* _JOB_: Images should be left out, and everything else in the listing reproduced exactly.

* _RECORDS SUPPLIED_:
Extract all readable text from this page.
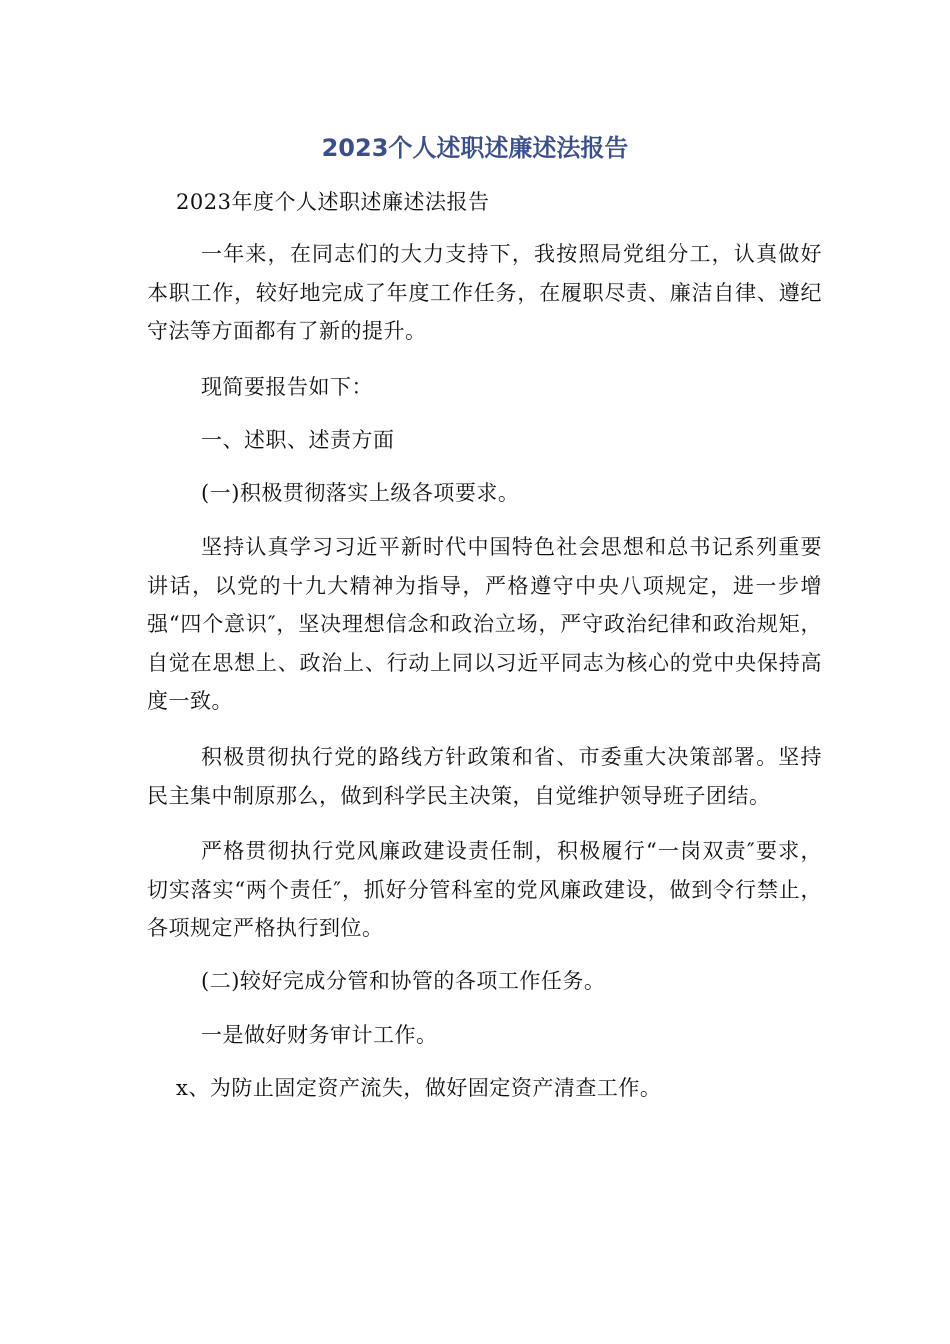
2023个人述职述廉述法报告
2023年度个人述职述廉述法报告
一年来，在同志们的大力支持下，我按照局党组分工，认真做好本职工作，较好地完成了年度工作任务，在履职尽责、廉洁自律、遵纪守法等方面都有了新的提升。
现简要报告如下：
一、述职、述责方面
(一)积极贯彻落实上级各项要求。
坚持认真学习习近平新时代中国特色社会思想和总书记系列重要讲话，以党的十九大精神为指导，严格遵守中央八项规定，进一步增强“四个意识″，坚决理想信念和政治立场，严守政治纪律和政治规矩，自觉在思想上、政治上、行动上同以习近平同志为核心的党中央保持高度一致。
积极贯彻执行党的路线方针政策和省、市委重大决策部署。坚持民主集中制原那么，做到科学民主决策，自觉维护领导班子团结。
严格贯彻执行党风廉政建设责任制，积极履行“一岗双责″要求，切实落实“两个责任″，抓好分管科室的党风廉政建设，做到令行禁止，各项规定严格执行到位。
(二)较好完成分管和协管的各项工作任务。
一是做好财务审计工作。
x、为防止固定资产流失，做好固定资产清查工作。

* _EXERCISE ANSWER_:
Extract all readable text from this page.
2023个人述职述廉述法报告
2023年度个人述职述廉述法报告
一年来，在同志们的大力支持下，我按照局党组分工，认真做好本职工作，较好地完成了年度工作任务，在履职尽责、廉洁自律、遵纪守法等方面都有了新的提升。
现简要报告如下：
一、述职、述责方面
(一)积极贯彻落实上级各项要求。
坚持认真学习习近平新时代中国特色社会思想和总书记系列重要讲话，以党的十九大精神为指导，严格遵守中央八项规定，进一步增强“四个意识″，坚决理想信念和政治立场，严守政治纪律和政治规矩，自觉在思想上、政治上、行动上同以习近平同志为核心的党中央保持高度一致。
积极贯彻执行党的路线方针政策和省、市委重大决策部署。坚持民主集中制原那么，做到科学民主决策，自觉维护领导班子团结。
严格贯彻执行党风廉政建设责任制，积极履行“一岗双责″要求，切实落实“两个责任″，抓好分管科室的党风廉政建设，做到令行禁止，各项规定严格执行到位。
(二)较好完成分管和协管的各项工作任务。
一是做好财务审计工作。
x、为防止固定资产流失，做好固定资产清查工作。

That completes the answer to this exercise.